Work required —
Filter the entries and keep only the lines where the string "云系统盘" appears.

Supplied records —
(begin)

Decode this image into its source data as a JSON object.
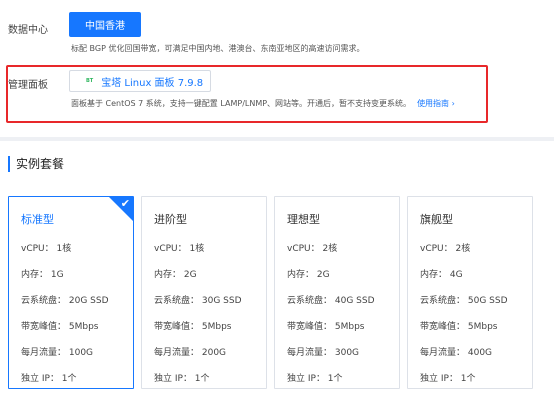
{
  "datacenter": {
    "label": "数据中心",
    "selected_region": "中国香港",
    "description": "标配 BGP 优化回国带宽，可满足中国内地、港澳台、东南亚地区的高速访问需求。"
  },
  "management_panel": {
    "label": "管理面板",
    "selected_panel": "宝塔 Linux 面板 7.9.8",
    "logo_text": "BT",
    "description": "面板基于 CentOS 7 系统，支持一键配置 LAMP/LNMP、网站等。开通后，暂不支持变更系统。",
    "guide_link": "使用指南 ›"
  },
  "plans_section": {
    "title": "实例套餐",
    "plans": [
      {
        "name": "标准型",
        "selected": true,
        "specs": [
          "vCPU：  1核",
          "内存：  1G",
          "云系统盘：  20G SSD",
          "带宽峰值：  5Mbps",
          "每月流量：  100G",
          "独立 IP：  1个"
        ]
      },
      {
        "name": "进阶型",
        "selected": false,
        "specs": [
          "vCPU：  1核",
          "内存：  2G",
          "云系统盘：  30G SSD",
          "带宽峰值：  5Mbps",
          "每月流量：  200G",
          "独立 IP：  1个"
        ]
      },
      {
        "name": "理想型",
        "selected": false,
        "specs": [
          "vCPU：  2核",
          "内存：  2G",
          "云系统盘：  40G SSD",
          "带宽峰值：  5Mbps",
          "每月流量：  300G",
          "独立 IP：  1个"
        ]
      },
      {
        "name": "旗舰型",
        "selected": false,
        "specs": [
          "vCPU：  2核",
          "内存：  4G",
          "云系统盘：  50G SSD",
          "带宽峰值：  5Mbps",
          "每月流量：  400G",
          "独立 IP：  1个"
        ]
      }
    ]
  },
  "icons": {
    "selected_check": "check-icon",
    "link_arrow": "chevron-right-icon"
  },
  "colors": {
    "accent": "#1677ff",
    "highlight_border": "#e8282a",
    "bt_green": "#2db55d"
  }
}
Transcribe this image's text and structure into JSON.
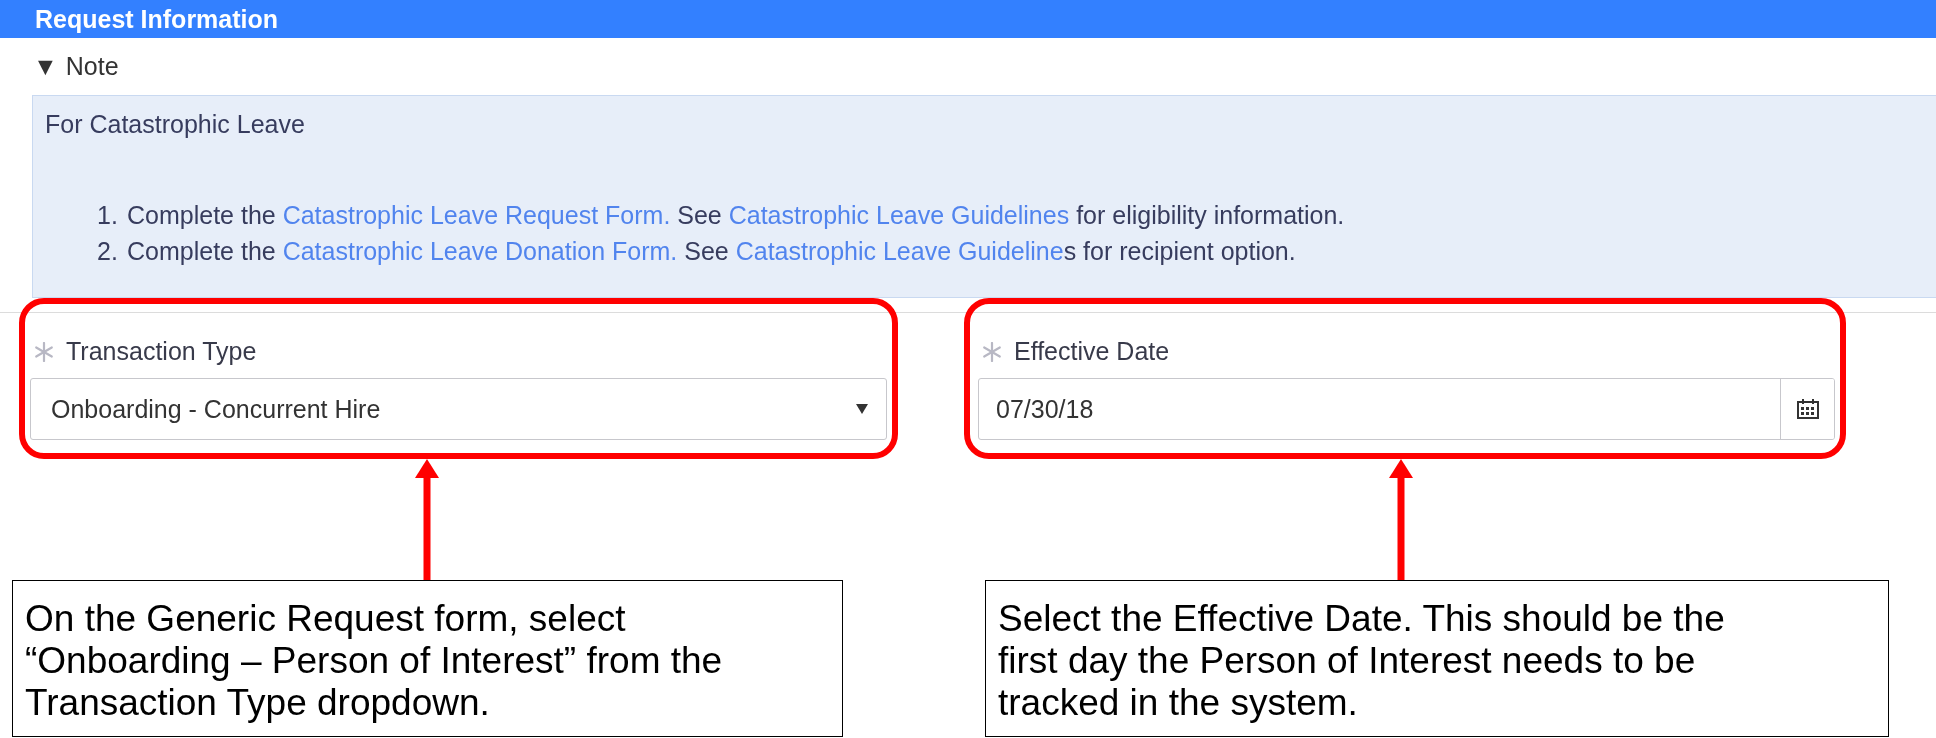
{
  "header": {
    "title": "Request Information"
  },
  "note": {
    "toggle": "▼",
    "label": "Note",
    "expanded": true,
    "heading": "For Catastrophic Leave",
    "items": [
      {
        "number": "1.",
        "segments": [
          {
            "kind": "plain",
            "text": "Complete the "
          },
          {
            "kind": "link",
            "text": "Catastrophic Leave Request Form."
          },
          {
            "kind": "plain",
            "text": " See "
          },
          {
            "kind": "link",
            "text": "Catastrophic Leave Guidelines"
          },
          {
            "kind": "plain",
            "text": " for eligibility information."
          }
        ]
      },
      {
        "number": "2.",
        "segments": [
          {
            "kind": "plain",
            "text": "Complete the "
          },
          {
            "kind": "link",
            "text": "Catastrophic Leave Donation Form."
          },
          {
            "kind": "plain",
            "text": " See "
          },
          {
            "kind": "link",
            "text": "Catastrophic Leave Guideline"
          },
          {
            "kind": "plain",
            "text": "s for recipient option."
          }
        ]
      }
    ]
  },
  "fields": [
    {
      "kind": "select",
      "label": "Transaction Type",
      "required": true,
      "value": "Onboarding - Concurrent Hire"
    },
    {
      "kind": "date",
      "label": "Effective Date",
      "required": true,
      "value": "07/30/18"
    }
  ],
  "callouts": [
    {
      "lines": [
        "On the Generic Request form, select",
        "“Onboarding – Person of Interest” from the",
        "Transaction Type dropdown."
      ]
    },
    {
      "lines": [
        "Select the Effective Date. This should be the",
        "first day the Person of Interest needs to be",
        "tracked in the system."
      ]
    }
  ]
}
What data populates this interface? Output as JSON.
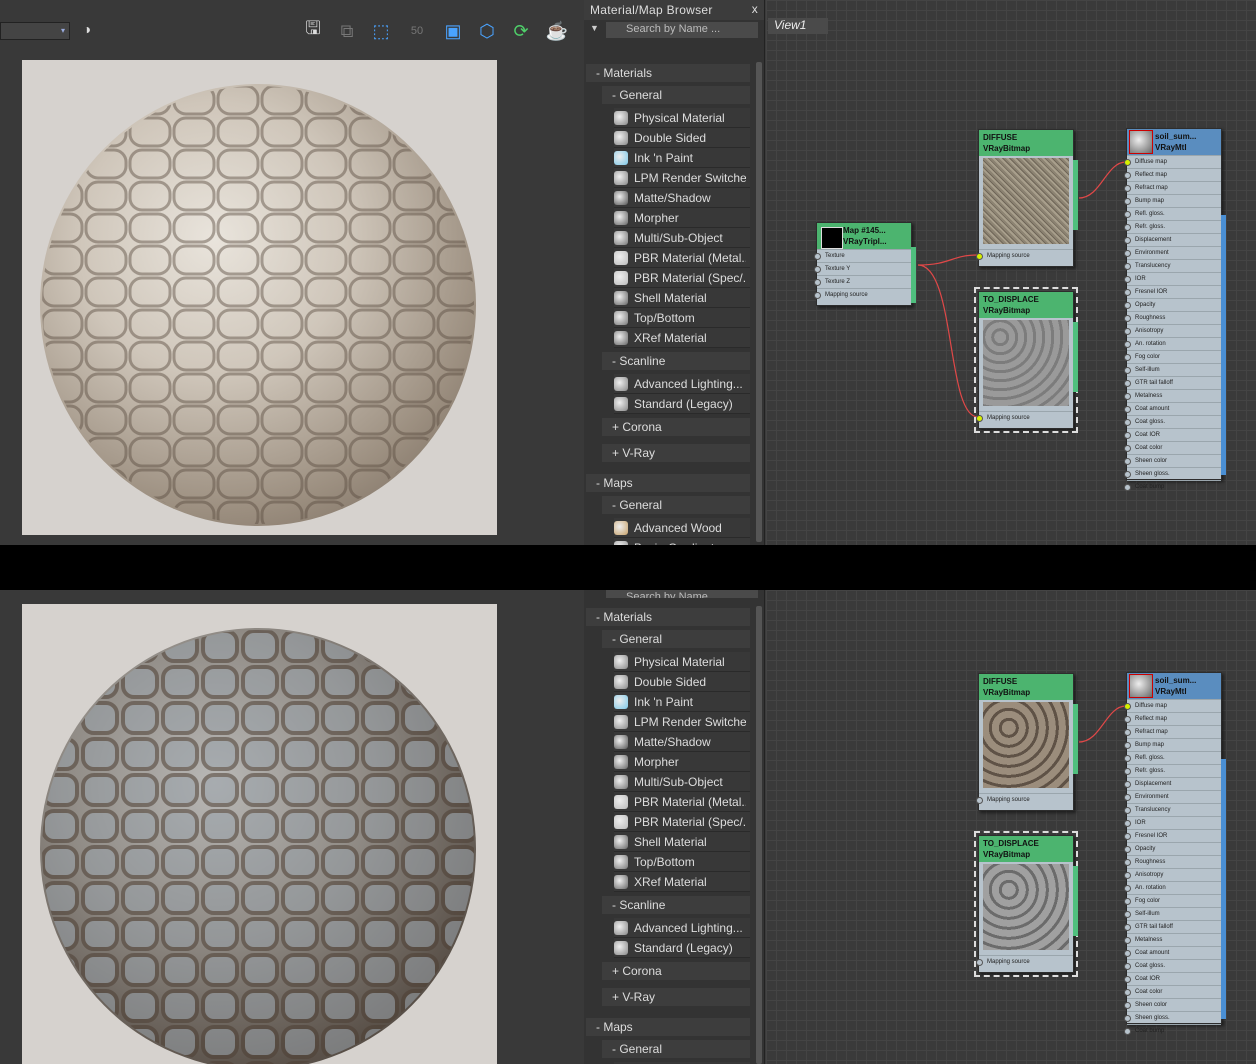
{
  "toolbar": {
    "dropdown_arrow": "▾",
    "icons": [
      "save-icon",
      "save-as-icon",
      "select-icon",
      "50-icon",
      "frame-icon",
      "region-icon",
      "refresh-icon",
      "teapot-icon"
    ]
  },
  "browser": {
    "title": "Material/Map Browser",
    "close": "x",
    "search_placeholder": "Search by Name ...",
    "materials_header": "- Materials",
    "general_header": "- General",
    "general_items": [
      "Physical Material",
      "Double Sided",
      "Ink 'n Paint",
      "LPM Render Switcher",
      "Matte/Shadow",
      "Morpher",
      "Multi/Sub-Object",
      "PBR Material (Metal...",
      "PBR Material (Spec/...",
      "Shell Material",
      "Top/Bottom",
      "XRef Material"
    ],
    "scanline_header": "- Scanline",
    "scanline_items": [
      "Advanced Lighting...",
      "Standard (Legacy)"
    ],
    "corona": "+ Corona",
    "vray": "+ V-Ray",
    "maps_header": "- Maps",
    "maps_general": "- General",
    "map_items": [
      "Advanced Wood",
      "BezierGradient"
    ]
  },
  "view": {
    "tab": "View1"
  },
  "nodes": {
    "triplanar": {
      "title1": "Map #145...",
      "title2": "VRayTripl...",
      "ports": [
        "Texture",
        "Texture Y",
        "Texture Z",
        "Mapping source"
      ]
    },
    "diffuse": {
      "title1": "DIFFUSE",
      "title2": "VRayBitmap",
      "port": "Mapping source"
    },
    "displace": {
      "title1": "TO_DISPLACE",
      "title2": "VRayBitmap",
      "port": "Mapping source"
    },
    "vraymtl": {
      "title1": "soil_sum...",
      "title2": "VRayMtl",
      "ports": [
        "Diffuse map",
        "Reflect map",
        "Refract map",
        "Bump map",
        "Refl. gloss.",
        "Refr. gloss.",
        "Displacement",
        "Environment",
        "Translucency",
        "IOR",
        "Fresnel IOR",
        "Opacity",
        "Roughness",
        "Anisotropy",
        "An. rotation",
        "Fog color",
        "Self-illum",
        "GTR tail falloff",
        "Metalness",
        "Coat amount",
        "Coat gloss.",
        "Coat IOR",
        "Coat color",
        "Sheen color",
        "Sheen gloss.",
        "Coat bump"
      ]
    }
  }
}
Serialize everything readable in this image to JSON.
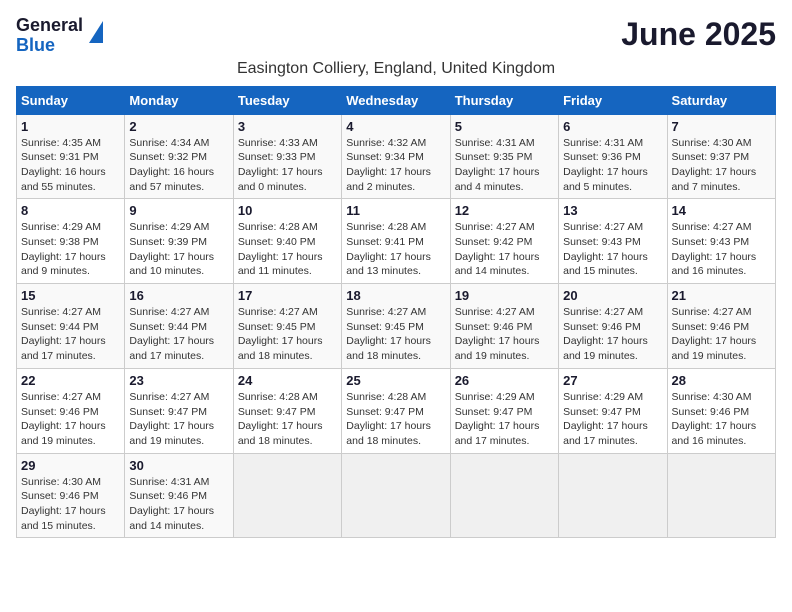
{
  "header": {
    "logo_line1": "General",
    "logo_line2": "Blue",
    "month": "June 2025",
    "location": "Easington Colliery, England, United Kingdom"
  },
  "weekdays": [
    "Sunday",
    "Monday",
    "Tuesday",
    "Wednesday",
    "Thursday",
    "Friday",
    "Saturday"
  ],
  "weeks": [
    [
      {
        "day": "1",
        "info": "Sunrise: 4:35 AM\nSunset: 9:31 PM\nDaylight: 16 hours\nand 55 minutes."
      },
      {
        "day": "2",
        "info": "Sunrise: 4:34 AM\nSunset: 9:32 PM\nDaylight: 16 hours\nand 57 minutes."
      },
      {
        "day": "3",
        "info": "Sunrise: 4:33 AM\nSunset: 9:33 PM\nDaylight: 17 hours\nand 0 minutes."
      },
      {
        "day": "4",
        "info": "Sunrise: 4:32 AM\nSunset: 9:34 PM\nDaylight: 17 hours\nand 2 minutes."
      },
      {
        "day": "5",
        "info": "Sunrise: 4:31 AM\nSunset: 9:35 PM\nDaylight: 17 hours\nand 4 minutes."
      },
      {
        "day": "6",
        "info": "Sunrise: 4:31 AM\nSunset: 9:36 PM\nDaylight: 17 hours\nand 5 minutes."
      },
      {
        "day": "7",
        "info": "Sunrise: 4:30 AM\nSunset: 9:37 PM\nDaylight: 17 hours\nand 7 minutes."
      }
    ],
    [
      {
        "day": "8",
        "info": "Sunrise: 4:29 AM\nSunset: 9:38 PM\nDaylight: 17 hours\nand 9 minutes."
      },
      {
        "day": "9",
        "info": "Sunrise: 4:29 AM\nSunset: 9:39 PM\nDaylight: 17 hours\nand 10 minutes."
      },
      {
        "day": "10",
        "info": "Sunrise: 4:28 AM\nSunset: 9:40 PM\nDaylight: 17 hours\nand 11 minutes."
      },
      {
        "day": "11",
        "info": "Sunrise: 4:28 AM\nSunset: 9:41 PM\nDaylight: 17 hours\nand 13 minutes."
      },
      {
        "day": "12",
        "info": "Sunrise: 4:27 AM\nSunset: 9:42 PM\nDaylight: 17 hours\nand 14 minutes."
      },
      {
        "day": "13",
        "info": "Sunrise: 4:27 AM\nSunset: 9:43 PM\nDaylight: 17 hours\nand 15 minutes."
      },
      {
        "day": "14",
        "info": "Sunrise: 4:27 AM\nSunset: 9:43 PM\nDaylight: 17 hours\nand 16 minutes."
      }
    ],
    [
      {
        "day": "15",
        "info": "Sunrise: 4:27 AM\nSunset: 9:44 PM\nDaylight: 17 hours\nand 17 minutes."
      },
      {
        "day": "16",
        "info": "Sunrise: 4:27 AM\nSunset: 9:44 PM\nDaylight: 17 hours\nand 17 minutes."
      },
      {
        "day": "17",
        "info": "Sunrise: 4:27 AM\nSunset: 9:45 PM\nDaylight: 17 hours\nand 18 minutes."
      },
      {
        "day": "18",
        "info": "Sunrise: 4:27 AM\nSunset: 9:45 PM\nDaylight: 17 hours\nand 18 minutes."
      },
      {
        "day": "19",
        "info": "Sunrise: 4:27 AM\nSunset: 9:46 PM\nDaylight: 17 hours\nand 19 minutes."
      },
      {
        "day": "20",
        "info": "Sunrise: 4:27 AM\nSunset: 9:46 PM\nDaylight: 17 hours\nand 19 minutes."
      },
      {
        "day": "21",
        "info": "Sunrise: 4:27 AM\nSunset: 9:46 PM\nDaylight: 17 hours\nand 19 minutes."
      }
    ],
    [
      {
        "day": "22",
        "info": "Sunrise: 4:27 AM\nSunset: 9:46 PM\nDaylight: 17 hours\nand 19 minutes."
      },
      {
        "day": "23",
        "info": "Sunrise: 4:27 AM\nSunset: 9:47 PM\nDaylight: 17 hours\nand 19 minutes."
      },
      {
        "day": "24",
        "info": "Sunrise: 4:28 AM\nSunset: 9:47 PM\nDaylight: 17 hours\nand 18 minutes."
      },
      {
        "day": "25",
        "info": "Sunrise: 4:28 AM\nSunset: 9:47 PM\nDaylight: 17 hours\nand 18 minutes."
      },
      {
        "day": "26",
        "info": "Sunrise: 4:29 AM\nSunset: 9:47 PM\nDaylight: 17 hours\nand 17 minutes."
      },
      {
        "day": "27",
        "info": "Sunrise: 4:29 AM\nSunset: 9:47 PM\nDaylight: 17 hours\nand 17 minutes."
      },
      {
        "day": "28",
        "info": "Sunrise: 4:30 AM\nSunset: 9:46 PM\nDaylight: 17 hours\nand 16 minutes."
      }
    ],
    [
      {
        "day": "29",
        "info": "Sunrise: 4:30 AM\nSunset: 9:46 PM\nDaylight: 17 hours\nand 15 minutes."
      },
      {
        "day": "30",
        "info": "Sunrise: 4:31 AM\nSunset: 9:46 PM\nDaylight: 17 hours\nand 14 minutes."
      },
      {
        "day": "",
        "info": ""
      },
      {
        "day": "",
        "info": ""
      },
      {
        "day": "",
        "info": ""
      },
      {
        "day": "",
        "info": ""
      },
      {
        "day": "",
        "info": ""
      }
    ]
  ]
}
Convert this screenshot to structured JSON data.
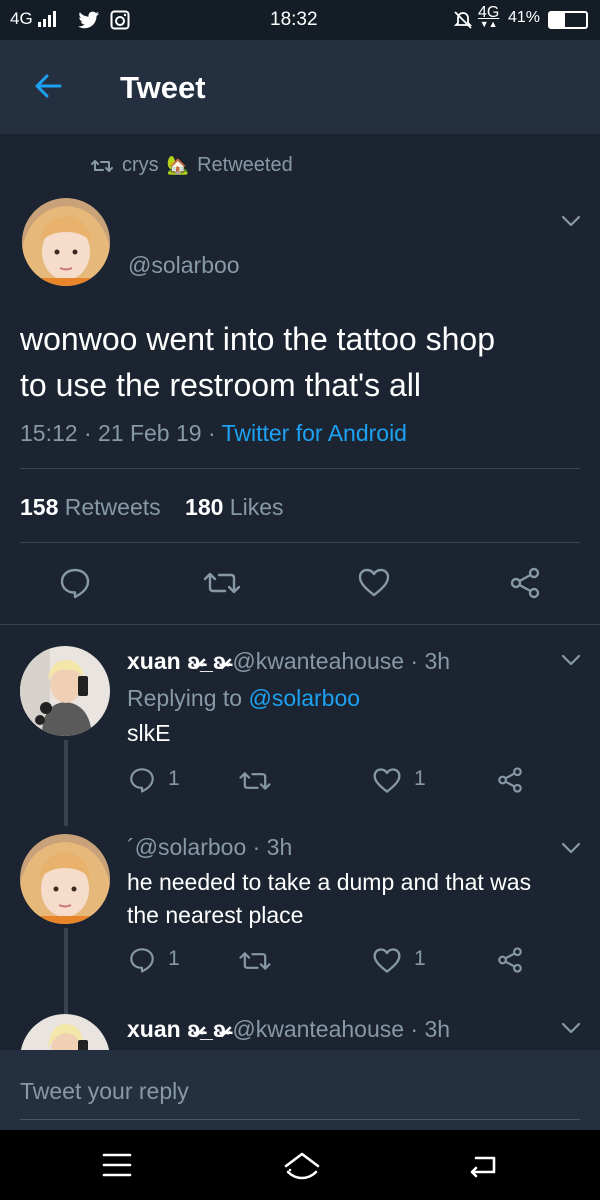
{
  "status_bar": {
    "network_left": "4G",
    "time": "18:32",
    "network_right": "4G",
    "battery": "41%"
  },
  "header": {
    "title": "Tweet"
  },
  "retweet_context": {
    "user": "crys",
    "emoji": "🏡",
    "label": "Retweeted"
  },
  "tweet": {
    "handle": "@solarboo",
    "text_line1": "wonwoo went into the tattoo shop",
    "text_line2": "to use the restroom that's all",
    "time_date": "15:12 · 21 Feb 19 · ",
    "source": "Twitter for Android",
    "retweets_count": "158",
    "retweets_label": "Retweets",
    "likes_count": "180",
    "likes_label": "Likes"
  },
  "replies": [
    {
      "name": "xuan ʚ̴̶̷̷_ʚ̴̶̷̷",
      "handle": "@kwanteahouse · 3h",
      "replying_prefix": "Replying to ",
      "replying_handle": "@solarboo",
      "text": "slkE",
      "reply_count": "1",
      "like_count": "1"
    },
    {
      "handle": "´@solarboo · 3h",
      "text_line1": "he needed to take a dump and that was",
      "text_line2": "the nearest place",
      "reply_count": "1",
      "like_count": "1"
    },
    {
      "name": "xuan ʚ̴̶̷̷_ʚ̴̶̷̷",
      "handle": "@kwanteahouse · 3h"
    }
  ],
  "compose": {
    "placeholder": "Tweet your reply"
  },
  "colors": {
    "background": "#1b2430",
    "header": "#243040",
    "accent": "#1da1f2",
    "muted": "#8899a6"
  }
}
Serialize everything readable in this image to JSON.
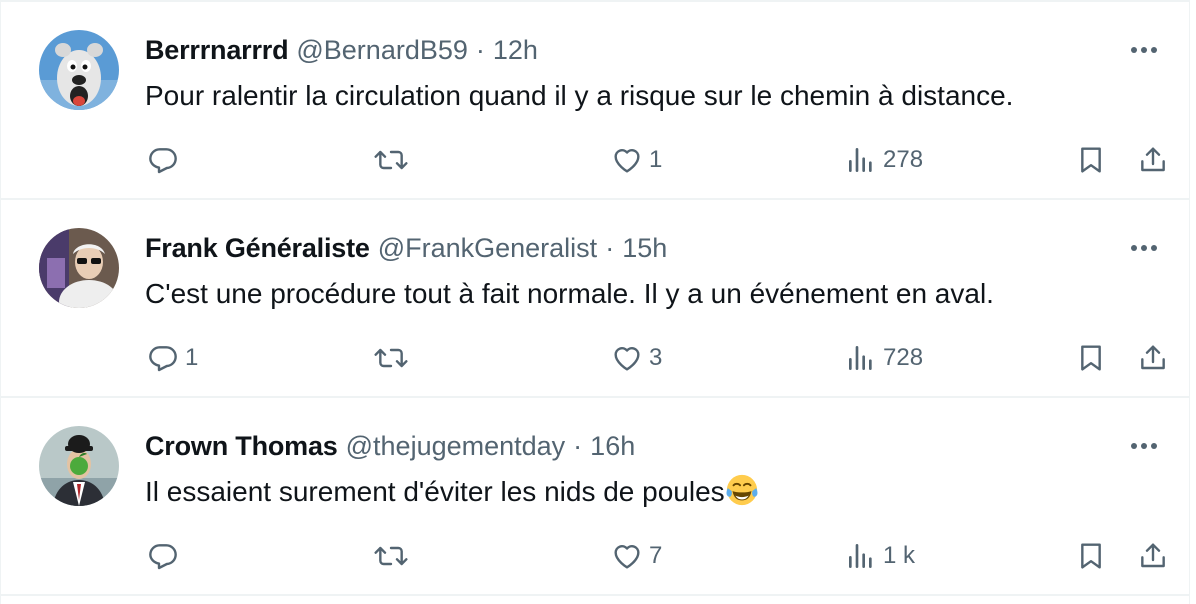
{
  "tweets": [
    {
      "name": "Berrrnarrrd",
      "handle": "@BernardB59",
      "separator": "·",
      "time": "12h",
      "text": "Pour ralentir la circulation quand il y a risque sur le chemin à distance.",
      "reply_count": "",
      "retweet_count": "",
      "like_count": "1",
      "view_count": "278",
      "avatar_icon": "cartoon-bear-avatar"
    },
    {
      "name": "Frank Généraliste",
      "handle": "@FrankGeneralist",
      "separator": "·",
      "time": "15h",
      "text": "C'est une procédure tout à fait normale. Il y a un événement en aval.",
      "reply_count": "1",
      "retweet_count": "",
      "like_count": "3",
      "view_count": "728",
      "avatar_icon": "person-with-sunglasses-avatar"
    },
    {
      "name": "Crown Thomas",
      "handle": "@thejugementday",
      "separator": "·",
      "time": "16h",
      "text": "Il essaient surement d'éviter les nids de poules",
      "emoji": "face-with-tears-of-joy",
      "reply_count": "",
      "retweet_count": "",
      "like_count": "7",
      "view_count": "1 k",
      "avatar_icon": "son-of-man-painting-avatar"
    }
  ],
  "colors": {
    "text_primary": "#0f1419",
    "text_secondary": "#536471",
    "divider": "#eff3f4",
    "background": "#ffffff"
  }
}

(end)

The result —
          "云系统盘：  20G SSD",
          "云系统盘：  30G SSD",
          "云系统盘：  40G SSD",
          "云系统盘：  50G SSD",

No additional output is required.